* start DATA SHOWN *

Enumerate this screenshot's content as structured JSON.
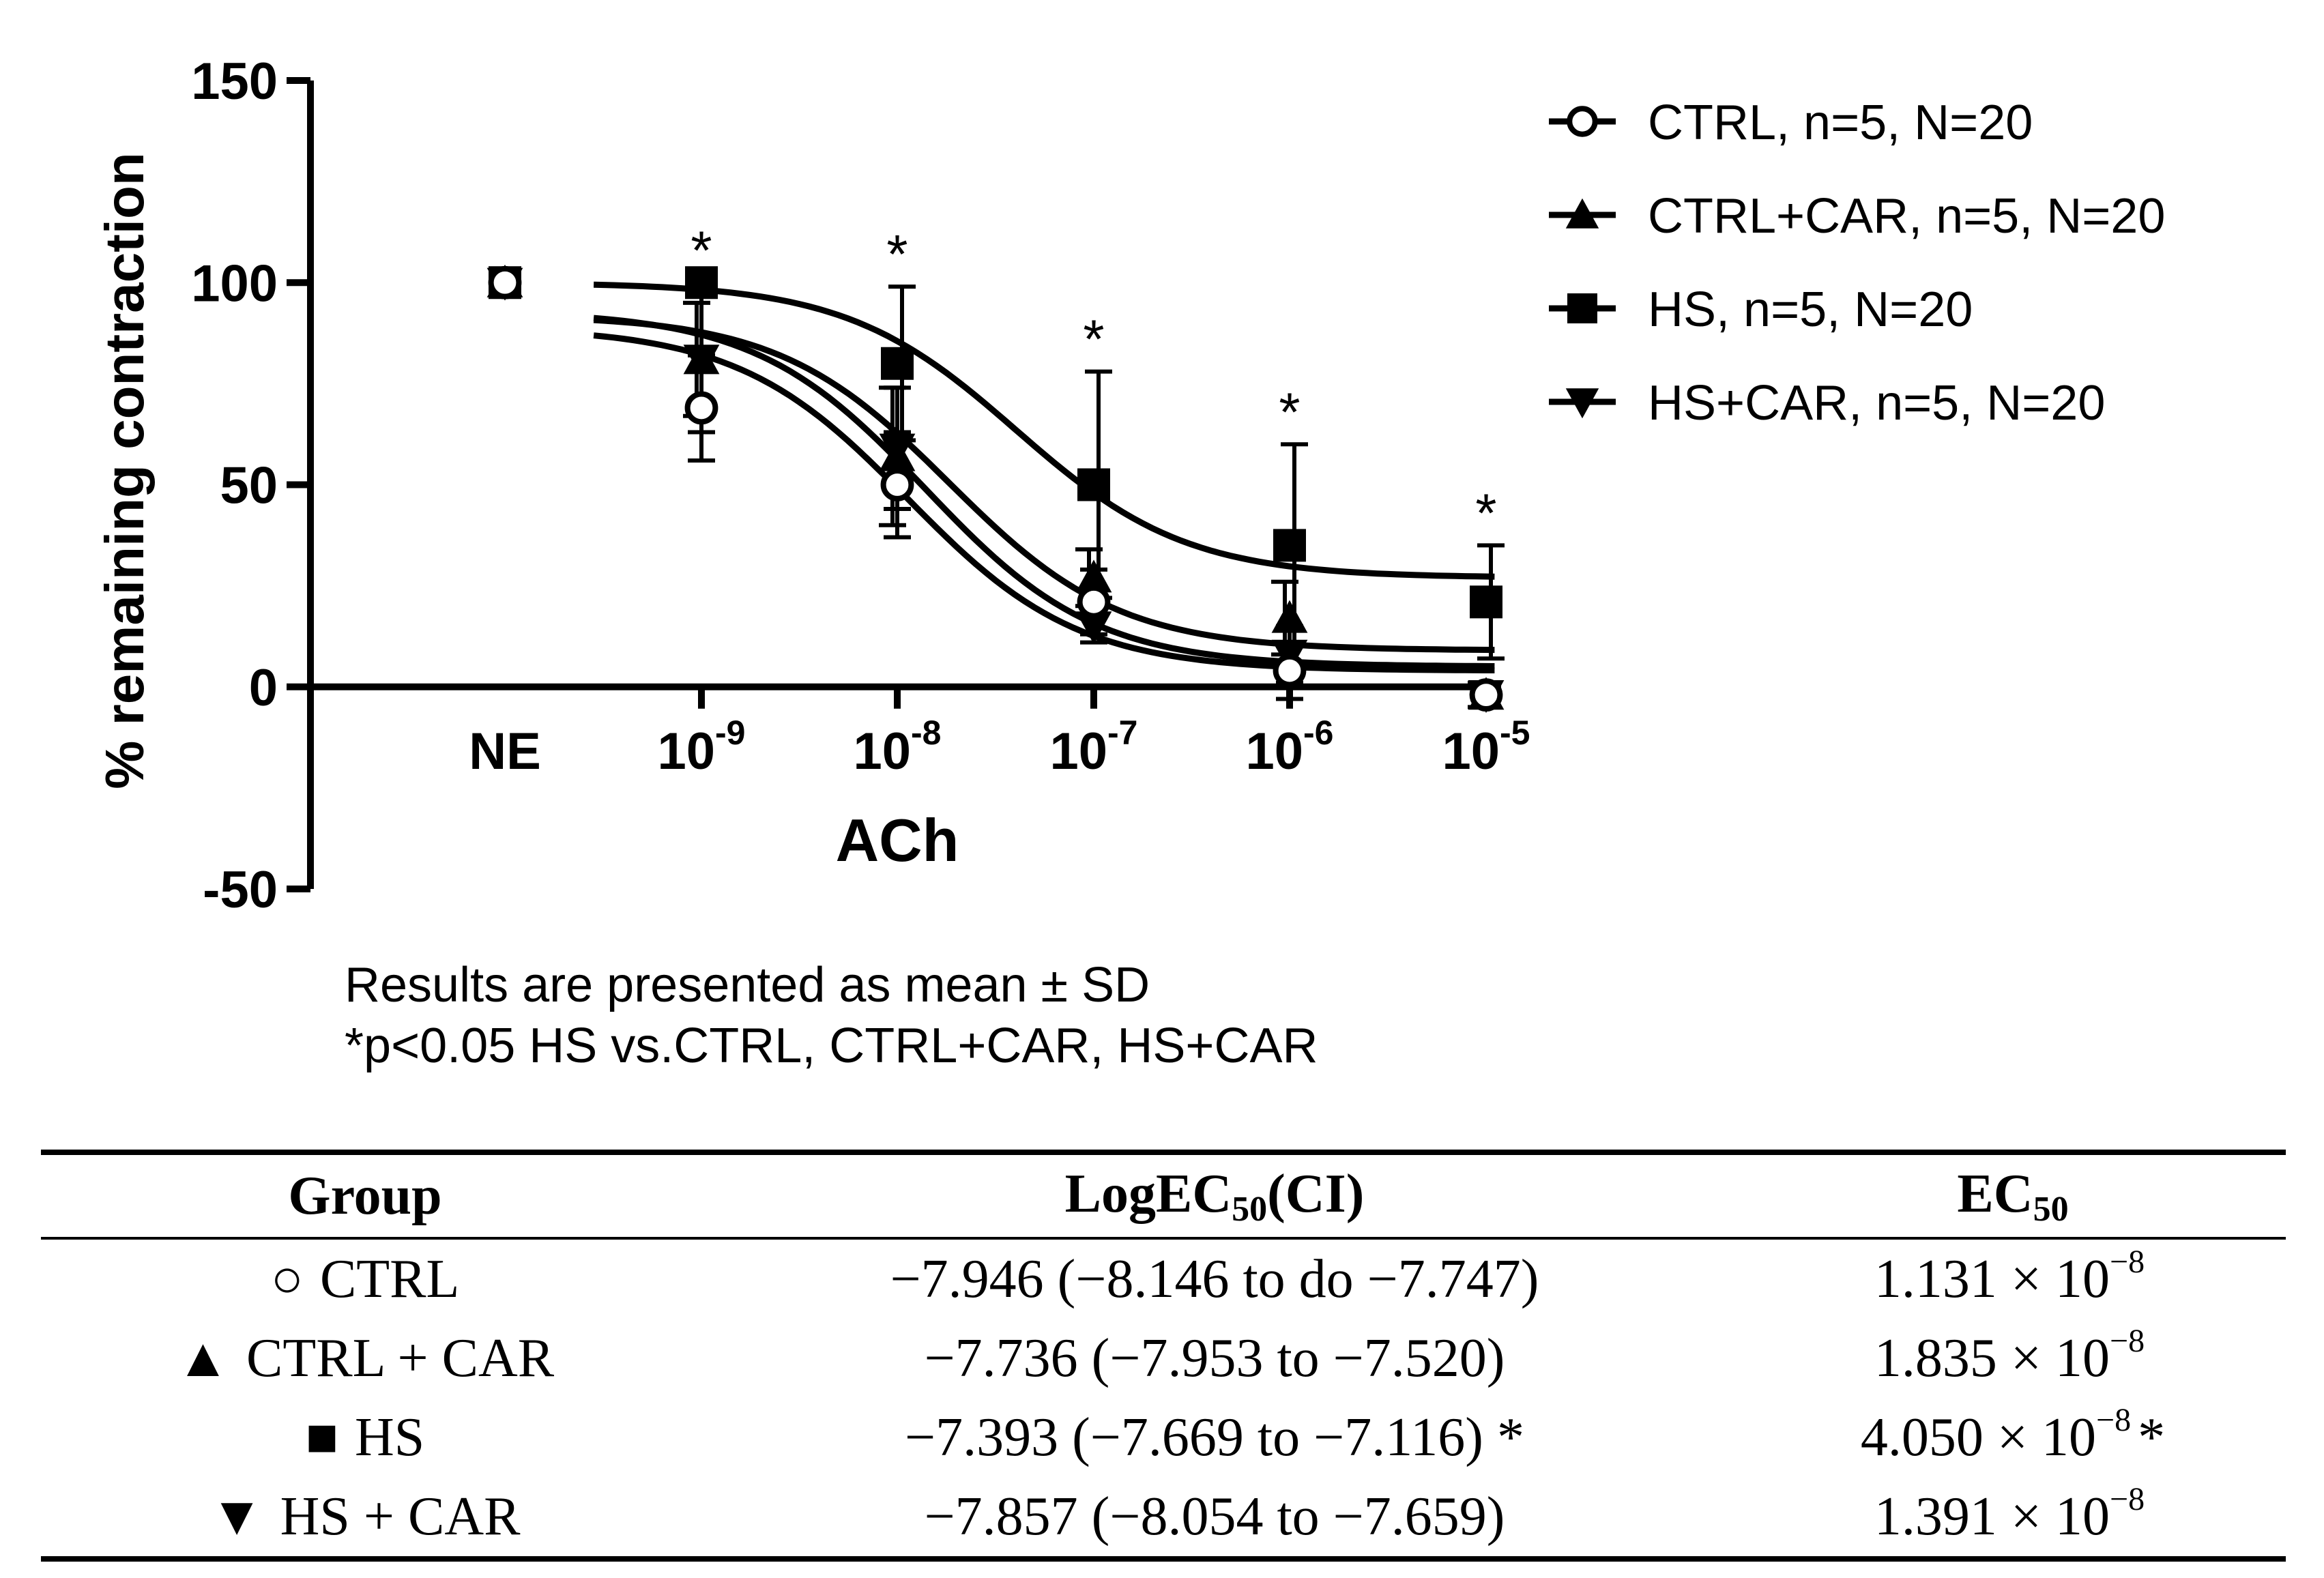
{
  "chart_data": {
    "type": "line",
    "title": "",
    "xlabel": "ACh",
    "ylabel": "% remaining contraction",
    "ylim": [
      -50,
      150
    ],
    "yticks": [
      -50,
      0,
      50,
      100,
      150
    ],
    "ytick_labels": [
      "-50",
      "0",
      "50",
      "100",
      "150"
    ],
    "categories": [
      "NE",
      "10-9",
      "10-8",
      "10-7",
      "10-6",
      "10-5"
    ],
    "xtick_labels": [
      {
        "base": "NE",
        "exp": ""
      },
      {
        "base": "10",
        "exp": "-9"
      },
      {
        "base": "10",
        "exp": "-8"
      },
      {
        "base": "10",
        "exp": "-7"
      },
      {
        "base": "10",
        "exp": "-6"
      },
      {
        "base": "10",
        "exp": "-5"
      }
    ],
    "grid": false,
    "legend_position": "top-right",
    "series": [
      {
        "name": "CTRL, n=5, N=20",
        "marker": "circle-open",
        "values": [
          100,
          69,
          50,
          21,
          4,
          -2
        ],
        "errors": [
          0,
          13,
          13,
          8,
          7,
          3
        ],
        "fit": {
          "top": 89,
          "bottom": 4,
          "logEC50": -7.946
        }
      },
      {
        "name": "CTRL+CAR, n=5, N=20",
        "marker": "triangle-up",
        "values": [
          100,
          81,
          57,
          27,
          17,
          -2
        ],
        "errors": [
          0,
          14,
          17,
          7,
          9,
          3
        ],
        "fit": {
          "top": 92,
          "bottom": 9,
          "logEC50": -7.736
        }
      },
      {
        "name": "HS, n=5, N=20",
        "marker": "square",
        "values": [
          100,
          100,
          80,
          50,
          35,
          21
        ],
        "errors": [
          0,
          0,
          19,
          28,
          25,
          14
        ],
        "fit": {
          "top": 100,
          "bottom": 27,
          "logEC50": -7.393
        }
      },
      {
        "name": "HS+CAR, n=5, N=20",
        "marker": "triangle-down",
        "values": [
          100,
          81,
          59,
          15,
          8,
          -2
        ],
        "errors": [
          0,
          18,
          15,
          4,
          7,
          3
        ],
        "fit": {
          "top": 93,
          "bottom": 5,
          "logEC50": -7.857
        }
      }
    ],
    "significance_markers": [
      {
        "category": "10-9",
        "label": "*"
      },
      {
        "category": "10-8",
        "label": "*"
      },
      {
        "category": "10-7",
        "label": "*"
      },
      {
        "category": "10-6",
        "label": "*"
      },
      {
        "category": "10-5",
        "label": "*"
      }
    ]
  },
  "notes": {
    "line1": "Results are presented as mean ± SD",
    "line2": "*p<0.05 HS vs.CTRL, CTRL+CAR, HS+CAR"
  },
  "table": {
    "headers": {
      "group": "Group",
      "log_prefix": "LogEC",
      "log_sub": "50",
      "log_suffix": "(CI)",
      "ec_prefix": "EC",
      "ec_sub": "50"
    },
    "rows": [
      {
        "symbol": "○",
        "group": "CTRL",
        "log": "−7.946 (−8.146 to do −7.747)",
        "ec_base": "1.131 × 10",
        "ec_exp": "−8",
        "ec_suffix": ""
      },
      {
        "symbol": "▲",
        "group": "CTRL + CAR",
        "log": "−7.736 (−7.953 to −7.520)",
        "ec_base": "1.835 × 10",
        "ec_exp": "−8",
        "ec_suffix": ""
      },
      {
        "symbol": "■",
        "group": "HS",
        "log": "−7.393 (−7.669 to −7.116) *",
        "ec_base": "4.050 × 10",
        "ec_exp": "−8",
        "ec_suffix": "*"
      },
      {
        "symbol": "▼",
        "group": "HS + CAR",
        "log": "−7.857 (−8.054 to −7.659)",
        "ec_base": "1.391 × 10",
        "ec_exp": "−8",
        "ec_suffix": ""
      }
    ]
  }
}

* end DATA SHOWN *

- _DIRECTIVE_: Reproduce every record above exactly, but leave out the pictures.

- _TASK SOLUTION_:
Enumerate this screenshot's content as structured JSON.
{
  "chart_data": {
    "type": "line",
    "title": "",
    "xlabel": "ACh",
    "ylabel": "% remaining contraction",
    "ylim": [
      -50,
      150
    ],
    "yticks": [
      -50,
      0,
      50,
      100,
      150
    ],
    "ytick_labels": [
      "-50",
      "0",
      "50",
      "100",
      "150"
    ],
    "categories": [
      "NE",
      "10-9",
      "10-8",
      "10-7",
      "10-6",
      "10-5"
    ],
    "xtick_labels": [
      {
        "base": "NE",
        "exp": ""
      },
      {
        "base": "10",
        "exp": "-9"
      },
      {
        "base": "10",
        "exp": "-8"
      },
      {
        "base": "10",
        "exp": "-7"
      },
      {
        "base": "10",
        "exp": "-6"
      },
      {
        "base": "10",
        "exp": "-5"
      }
    ],
    "grid": false,
    "legend_position": "top-right",
    "series": [
      {
        "name": "CTRL, n=5, N=20",
        "marker": "circle-open",
        "values": [
          100,
          69,
          50,
          21,
          4,
          -2
        ],
        "errors": [
          0,
          13,
          13,
          8,
          7,
          3
        ],
        "fit": {
          "top": 89,
          "bottom": 4,
          "logEC50": -7.946
        }
      },
      {
        "name": "CTRL+CAR, n=5, N=20",
        "marker": "triangle-up",
        "values": [
          100,
          81,
          57,
          27,
          17,
          -2
        ],
        "errors": [
          0,
          14,
          17,
          7,
          9,
          3
        ],
        "fit": {
          "top": 92,
          "bottom": 9,
          "logEC50": -7.736
        }
      },
      {
        "name": "HS, n=5, N=20",
        "marker": "square",
        "values": [
          100,
          100,
          80,
          50,
          35,
          21
        ],
        "errors": [
          0,
          0,
          19,
          28,
          25,
          14
        ],
        "fit": {
          "top": 100,
          "bottom": 27,
          "logEC50": -7.393
        }
      },
      {
        "name": "HS+CAR, n=5, N=20",
        "marker": "triangle-down",
        "values": [
          100,
          81,
          59,
          15,
          8,
          -2
        ],
        "errors": [
          0,
          18,
          15,
          4,
          7,
          3
        ],
        "fit": {
          "top": 93,
          "bottom": 5,
          "logEC50": -7.857
        }
      }
    ],
    "significance_markers": [
      {
        "category": "10-9",
        "label": "*"
      },
      {
        "category": "10-8",
        "label": "*"
      },
      {
        "category": "10-7",
        "label": "*"
      },
      {
        "category": "10-6",
        "label": "*"
      },
      {
        "category": "10-5",
        "label": "*"
      }
    ]
  },
  "notes": {
    "line1": "Results are presented as mean ± SD",
    "line2": "*p<0.05 HS vs.CTRL, CTRL+CAR, HS+CAR"
  },
  "table": {
    "headers": {
      "group": "Group",
      "log_prefix": "LogEC",
      "log_sub": "50",
      "log_suffix": "(CI)",
      "ec_prefix": "EC",
      "ec_sub": "50"
    },
    "rows": [
      {
        "symbol": "○",
        "group": "CTRL",
        "log": "−7.946 (−8.146 to do −7.747)",
        "ec_base": "1.131 × 10",
        "ec_exp": "−8",
        "ec_suffix": ""
      },
      {
        "symbol": "▲",
        "group": "CTRL + CAR",
        "log": "−7.736 (−7.953 to −7.520)",
        "ec_base": "1.835 × 10",
        "ec_exp": "−8",
        "ec_suffix": ""
      },
      {
        "symbol": "■",
        "group": "HS",
        "log": "−7.393 (−7.669 to −7.116) *",
        "ec_base": "4.050 × 10",
        "ec_exp": "−8",
        "ec_suffix": "*"
      },
      {
        "symbol": "▼",
        "group": "HS + CAR",
        "log": "−7.857 (−8.054 to −7.659)",
        "ec_base": "1.391 × 10",
        "ec_exp": "−8",
        "ec_suffix": ""
      }
    ]
  }
}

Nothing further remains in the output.